AIM OF THE TASK: Look through the records that follow. Copy every line containing the word "active".

INFORMATION SUPPLIED:
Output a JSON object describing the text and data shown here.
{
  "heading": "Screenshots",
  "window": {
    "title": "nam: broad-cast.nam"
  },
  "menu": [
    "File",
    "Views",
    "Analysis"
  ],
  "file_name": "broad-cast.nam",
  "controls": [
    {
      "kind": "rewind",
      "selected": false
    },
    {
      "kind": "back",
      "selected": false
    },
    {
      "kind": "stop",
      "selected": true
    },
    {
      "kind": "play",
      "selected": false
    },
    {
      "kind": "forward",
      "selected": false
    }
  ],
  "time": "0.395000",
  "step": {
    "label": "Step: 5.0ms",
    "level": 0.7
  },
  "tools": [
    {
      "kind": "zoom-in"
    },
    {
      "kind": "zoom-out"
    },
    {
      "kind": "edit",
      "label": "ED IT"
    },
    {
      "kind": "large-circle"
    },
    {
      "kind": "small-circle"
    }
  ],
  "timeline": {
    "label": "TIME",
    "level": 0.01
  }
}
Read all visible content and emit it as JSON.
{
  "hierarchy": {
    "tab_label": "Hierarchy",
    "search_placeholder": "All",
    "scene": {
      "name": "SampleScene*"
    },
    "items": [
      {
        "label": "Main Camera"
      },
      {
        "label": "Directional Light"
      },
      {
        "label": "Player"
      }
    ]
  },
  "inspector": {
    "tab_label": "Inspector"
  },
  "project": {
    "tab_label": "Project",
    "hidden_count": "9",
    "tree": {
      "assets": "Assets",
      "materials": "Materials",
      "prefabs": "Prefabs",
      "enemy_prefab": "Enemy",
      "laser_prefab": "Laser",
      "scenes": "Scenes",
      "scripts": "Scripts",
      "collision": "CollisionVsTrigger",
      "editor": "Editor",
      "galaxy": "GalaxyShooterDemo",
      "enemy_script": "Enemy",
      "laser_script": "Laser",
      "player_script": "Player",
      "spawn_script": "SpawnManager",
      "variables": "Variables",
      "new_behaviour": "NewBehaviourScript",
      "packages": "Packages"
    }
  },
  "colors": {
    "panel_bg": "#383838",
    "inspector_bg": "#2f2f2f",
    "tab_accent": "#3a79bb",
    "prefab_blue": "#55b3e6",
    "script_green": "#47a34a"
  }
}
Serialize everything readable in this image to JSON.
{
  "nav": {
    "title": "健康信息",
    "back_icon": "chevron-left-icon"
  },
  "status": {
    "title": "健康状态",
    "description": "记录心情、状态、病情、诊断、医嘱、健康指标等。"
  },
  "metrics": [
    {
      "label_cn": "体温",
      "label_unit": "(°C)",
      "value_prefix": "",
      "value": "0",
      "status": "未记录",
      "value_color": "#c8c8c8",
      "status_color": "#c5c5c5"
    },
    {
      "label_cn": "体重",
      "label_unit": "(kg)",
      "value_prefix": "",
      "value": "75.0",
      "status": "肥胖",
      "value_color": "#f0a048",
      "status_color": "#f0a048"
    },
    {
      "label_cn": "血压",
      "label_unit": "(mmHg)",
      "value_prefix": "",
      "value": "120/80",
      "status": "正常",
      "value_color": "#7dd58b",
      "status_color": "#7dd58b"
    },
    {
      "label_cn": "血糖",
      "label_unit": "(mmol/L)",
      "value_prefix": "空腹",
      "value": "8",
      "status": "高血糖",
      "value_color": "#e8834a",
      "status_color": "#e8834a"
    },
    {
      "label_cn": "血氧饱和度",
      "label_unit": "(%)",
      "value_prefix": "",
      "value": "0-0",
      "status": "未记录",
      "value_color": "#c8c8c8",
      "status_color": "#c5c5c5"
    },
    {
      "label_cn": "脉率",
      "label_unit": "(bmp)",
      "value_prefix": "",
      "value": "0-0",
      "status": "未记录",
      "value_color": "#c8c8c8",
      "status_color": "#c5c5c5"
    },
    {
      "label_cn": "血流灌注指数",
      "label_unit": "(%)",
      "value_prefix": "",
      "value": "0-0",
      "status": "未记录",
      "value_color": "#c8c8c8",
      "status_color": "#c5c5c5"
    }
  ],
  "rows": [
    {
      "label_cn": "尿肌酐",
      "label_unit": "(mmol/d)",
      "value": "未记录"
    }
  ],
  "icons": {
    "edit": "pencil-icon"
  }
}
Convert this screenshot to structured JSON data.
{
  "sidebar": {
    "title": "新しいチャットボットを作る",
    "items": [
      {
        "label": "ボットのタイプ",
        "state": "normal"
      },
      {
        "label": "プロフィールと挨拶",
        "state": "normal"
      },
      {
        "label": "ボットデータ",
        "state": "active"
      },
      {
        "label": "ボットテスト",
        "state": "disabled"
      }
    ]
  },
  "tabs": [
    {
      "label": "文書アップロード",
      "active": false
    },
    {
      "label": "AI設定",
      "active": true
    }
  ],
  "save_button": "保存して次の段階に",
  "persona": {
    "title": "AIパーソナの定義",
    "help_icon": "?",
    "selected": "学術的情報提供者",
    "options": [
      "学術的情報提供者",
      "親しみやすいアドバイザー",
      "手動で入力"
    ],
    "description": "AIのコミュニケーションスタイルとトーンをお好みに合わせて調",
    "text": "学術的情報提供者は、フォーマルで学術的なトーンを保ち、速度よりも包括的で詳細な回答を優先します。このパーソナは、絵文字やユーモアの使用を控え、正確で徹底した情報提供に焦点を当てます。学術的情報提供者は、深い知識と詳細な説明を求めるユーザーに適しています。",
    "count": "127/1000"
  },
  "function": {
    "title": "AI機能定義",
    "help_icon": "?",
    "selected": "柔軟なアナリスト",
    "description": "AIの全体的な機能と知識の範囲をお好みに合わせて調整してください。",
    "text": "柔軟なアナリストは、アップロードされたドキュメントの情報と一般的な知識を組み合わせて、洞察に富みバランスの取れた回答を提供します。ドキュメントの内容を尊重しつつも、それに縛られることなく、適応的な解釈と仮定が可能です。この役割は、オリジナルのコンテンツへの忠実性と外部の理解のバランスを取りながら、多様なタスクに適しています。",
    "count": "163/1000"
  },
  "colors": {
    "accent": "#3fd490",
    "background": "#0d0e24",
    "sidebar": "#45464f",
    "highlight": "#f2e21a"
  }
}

RESULT:
        "state": "active"
      "active": false
      "active": true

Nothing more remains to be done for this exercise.